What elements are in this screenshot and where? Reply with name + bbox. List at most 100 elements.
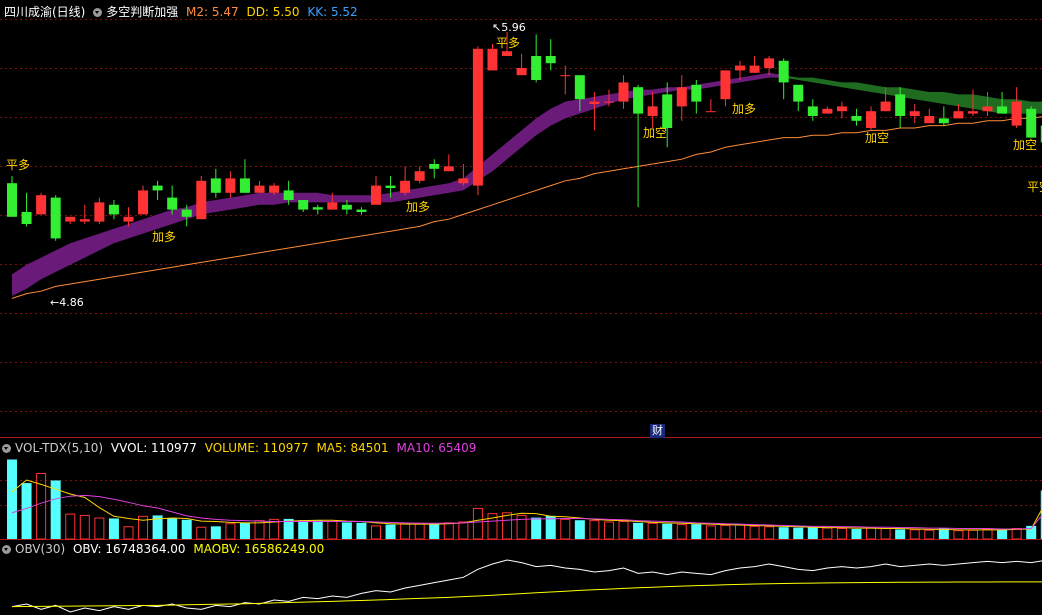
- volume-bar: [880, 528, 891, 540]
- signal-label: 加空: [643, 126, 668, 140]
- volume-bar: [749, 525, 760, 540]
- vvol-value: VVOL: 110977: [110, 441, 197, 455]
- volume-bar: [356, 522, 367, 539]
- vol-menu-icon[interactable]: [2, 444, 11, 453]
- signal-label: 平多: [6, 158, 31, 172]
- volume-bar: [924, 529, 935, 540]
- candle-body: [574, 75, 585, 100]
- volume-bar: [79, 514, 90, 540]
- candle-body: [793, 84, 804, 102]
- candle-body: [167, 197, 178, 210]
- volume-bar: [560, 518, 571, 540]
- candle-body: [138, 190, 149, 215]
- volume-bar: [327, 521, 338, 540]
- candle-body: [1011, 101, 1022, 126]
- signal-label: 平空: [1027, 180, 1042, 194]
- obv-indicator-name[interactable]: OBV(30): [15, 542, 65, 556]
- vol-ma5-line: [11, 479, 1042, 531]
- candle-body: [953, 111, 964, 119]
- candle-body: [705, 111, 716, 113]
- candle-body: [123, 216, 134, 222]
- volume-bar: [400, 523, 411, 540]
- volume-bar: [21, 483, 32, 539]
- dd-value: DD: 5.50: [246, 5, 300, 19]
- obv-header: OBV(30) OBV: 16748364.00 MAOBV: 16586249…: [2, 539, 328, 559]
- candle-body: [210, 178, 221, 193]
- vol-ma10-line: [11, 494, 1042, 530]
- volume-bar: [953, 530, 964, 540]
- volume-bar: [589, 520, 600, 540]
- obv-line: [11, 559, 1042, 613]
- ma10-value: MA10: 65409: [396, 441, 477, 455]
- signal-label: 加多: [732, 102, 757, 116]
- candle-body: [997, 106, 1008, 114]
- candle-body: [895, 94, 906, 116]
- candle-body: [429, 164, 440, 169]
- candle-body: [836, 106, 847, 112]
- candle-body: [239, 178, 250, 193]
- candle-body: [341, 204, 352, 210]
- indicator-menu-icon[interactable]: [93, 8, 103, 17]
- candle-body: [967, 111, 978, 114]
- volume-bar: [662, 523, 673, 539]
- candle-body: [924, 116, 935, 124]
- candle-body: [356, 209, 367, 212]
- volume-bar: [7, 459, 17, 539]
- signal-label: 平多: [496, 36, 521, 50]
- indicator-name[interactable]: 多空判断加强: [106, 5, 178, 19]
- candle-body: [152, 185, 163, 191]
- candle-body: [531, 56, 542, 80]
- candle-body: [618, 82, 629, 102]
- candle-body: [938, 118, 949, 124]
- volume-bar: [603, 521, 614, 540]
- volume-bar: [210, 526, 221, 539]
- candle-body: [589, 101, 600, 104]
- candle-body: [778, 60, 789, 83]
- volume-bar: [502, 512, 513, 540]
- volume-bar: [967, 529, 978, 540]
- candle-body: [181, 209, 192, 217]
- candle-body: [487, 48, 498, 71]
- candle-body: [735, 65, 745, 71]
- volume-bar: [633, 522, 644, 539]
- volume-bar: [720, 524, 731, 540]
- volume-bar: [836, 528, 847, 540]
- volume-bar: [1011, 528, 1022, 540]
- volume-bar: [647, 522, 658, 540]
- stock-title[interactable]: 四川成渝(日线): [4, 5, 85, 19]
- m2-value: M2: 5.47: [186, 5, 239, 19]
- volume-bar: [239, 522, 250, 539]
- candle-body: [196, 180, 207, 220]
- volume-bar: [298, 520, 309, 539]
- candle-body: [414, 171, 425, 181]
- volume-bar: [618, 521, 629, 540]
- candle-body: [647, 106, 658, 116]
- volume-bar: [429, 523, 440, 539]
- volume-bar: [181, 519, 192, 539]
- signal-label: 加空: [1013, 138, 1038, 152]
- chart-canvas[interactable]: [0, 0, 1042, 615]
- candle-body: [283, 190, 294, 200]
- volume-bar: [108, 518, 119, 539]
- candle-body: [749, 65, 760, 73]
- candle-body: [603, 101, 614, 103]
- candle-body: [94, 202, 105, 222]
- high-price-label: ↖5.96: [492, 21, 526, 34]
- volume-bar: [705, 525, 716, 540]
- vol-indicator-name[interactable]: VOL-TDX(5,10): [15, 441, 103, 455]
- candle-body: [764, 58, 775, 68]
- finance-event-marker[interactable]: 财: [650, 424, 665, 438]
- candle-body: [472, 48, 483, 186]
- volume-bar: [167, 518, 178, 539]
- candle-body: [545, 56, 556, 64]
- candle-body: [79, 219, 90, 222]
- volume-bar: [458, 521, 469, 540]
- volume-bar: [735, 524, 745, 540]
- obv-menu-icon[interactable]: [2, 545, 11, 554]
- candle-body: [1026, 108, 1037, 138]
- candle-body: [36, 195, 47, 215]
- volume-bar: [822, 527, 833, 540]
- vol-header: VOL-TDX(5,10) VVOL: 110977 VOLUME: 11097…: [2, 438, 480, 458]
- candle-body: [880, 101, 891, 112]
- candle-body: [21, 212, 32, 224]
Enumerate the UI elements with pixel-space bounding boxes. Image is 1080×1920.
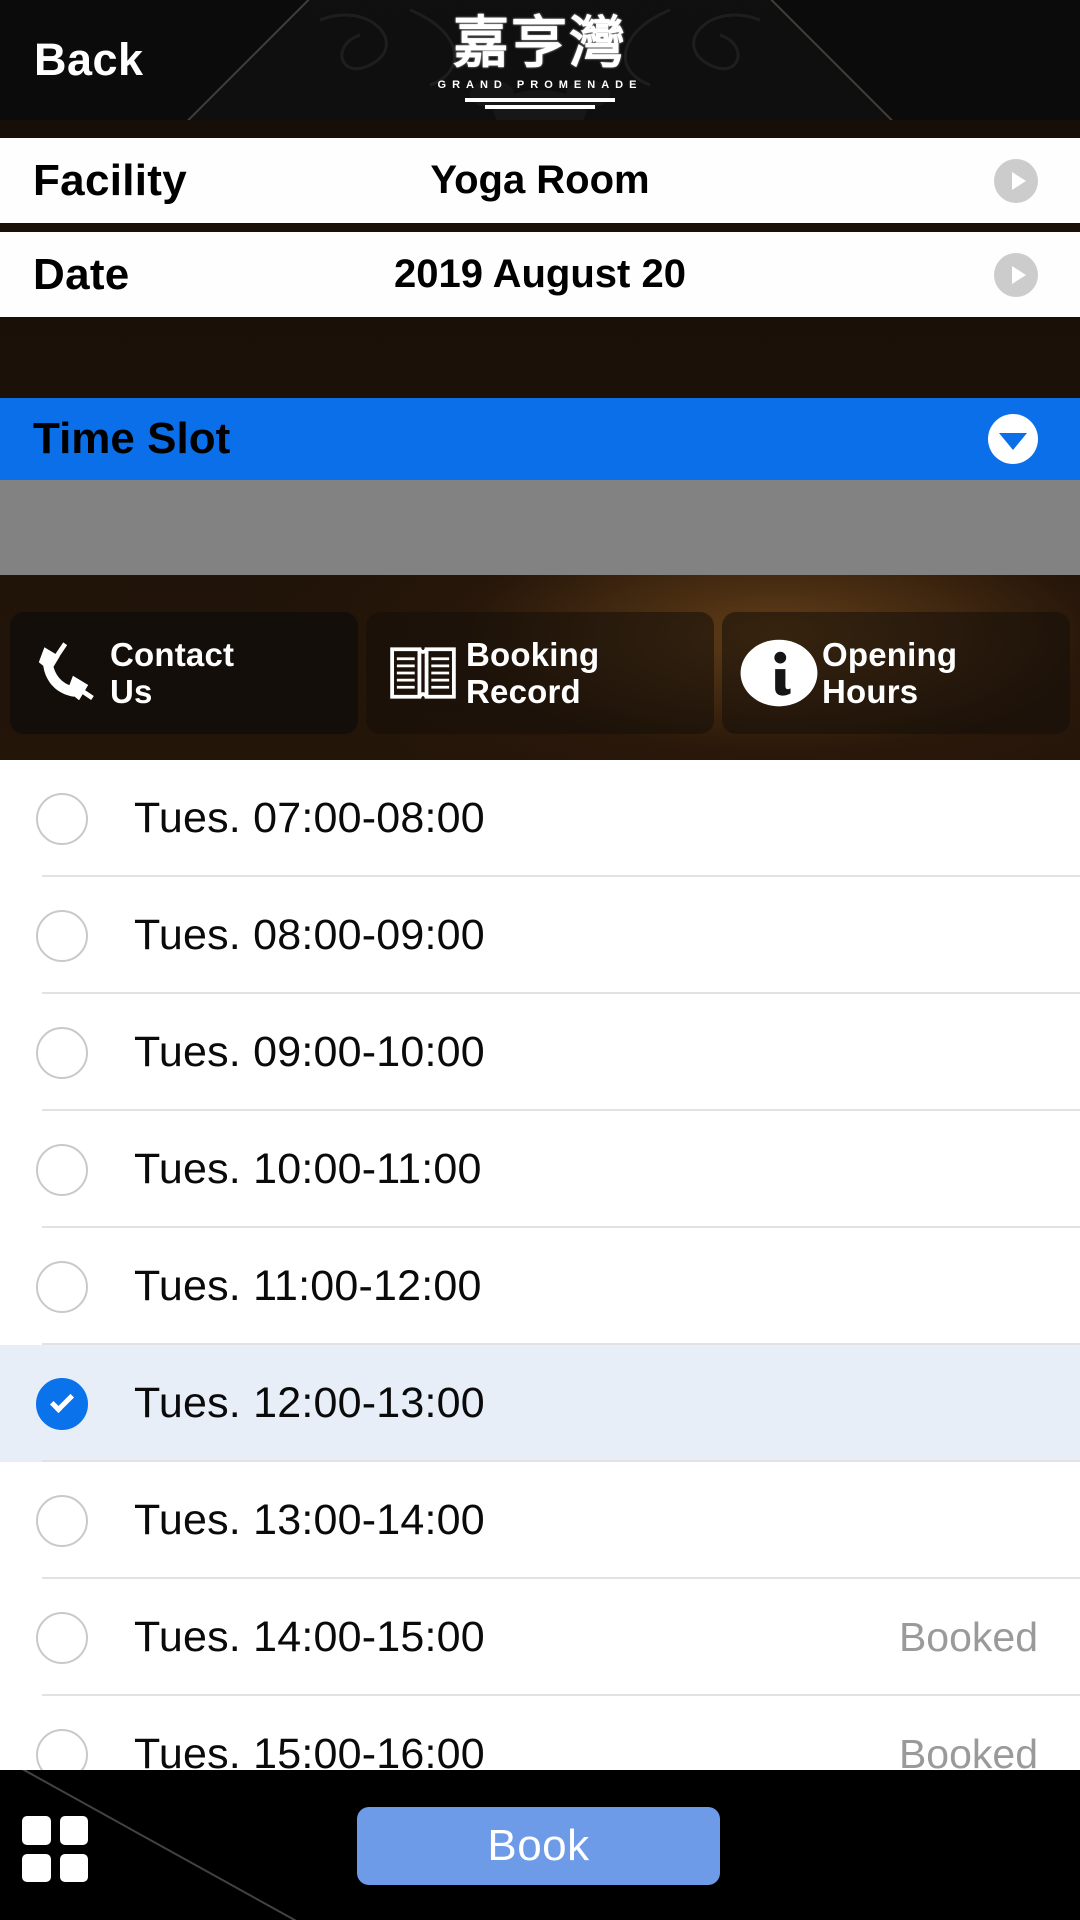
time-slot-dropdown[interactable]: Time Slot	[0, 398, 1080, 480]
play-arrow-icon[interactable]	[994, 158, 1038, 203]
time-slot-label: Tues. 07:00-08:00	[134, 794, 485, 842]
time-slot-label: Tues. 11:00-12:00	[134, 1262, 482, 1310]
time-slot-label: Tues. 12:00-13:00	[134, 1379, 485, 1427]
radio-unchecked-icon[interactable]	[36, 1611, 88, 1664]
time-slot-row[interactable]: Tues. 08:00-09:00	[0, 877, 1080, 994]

▸ **TASK DETAILS**
Copy every line of the items above word for word, leaving out the pictures.

▸ **EXERCISE OUTPUT**
What elements are in this screenshot and where? Reply with name + bbox. List at most 100 elements.
- volume-bar: [880, 528, 891, 540]
- signal-label: 加空: [643, 126, 668, 140]
- volume-bar: [749, 525, 760, 540]
- vvol-value: VVOL: 110977: [110, 441, 197, 455]
- volume-bar: [356, 522, 367, 539]
- vol-menu-icon[interactable]: [2, 444, 11, 453]
- signal-label: 平多: [6, 158, 31, 172]
- volume-bar: [924, 529, 935, 540]
- candle-body: [574, 75, 585, 100]
- volume-bar: [79, 514, 90, 540]
- candle-body: [793, 84, 804, 102]
- candle-body: [167, 197, 178, 210]
- volume-bar: [560, 518, 571, 540]
- candle-body: [138, 190, 149, 215]
- volume-bar: [327, 521, 338, 540]
- candle-body: [1011, 101, 1022, 126]
- signal-label: 平空: [1027, 180, 1042, 194]
- obv-indicator-name[interactable]: OBV(30): [15, 542, 65, 556]
- vol-ma5-line: [11, 479, 1042, 531]
- candle-body: [953, 111, 964, 119]
- candle-body: [705, 111, 716, 113]
- candle-body: [123, 216, 134, 222]
- volume-bar: [400, 523, 411, 540]
- volume-bar: [21, 483, 32, 539]
- dd-value: DD: 5.50: [246, 5, 300, 19]
- obv-header: OBV(30) OBV: 16748364.00 MAOBV: 16586249…: [2, 539, 328, 559]
- candle-body: [210, 178, 221, 193]
- vol-ma10-line: [11, 494, 1042, 530]
- volume-bar: [953, 530, 964, 540]
- volume-bar: [589, 520, 600, 540]
- obv-line: [11, 559, 1042, 613]
- ma10-value: MA10: 65409: [396, 441, 477, 455]
- signal-label: 加多: [732, 102, 757, 116]
- candle-body: [997, 106, 1008, 114]
- candle-body: [895, 94, 906, 116]
- candle-body: [429, 164, 440, 169]
- candle-body: [836, 106, 847, 112]
- candle-body: [239, 178, 250, 193]
- candle-body: [341, 204, 352, 210]
- indicator-menu-icon[interactable]: [93, 8, 103, 17]
- candle-body: [967, 111, 978, 114]
- volume-bar: [662, 523, 673, 539]
- candle-body: [924, 116, 935, 124]
- candle-body: [356, 209, 367, 212]
- volume-bar: [7, 459, 17, 539]
- signal-label: 平多: [496, 36, 521, 50]
- indicator-name[interactable]: 多空判断加强: [106, 5, 178, 19]
- candle-body: [152, 185, 163, 191]
- candle-body: [531, 56, 542, 80]
- candle-body: [618, 82, 629, 102]
- candle-body: [938, 118, 949, 124]
- volume-bar: [603, 521, 614, 540]
- volume-bar: [210, 526, 221, 539]
- candle-body: [589, 101, 600, 104]
- candle-body: [778, 60, 789, 83]
- volume-bar: [502, 512, 513, 540]
- volume-bar: [967, 529, 978, 540]
- candle-body: [181, 209, 192, 217]
- candle-body: [487, 48, 498, 71]
- candle-body: [735, 65, 745, 71]
- volume-bar: [633, 522, 644, 539]
- volume-bar: [720, 524, 731, 540]
- volume-bar: [836, 528, 847, 540]
- volume-bar: [1011, 528, 1022, 540]
- volume-bar: [647, 522, 658, 540]
- stock-title[interactable]: 四川成渝(日线): [4, 5, 85, 19]
- m2-value: M2: 5.47: [186, 5, 239, 19]
- volume-bar: [239, 522, 250, 539]
- candle-body: [196, 180, 207, 220]
- volume-bar: [298, 520, 309, 539]
- candle-body: [414, 171, 425, 181]
- volume-bar: [618, 521, 629, 540]
- candle-body: [647, 106, 658, 116]
- volume-bar: [429, 523, 440, 539]
- volume-bar: [181, 519, 192, 539]
- signal-label: 加空: [1013, 138, 1038, 152]
- chart-canvas[interactable]: [0, 0, 1042, 615]
- candle-body: [283, 190, 294, 200]
- volume-bar: [108, 518, 119, 539]
- candle-body: [749, 65, 760, 73]
- candle-body: [603, 101, 614, 103]
- candle-body: [94, 202, 105, 222]
- high-price-label: ↖5.96: [492, 21, 526, 34]
- volume-bar: [705, 525, 716, 540]
- vol-indicator-name[interactable]: VOL-TDX(5,10): [15, 441, 103, 455]
- candle-body: [764, 58, 775, 68]
- finance-event-marker[interactable]: 财: [650, 424, 665, 438]
- candle-body: [472, 48, 483, 186]
- volume-bar: [167, 518, 178, 539]
- candle-body: [545, 56, 556, 64]
- candle-body: [79, 219, 90, 222]
- volume-bar: [458, 521, 469, 540]
- volume-bar: [735, 524, 745, 540]
- obv-menu-icon[interactable]: [2, 545, 11, 554]
- candle-body: [1026, 108, 1037, 138]
- candle-body: [36, 195, 47, 215]
- volume-bar: [822, 527, 833, 540]
- vol-header: VOL-TDX(5,10) VVOL: 110977 VOLUME: 11097…: [2, 438, 480, 458]
- candle-body: [880, 101, 891, 112]
- candle-body: [21, 212, 32, 224]
Enumerate the UI elements with pixel-space bounding boxes. Image is 1080×1920.
time-slot-dropdown[interactable]: Time Slot	[0, 398, 1080, 480]
play-arrow-icon[interactable]	[994, 158, 1038, 203]
time-slot-label: Tues. 07:00-08:00	[134, 794, 485, 842]
time-slot-label: Tues. 11:00-12:00	[134, 1262, 482, 1310]
time-slot-label: Tues. 12:00-13:00	[134, 1379, 485, 1427]
radio-unchecked-icon[interactable]	[36, 1611, 88, 1664]
time-slot-row[interactable]: Tues. 08:00-09:00	[0, 877, 1080, 994]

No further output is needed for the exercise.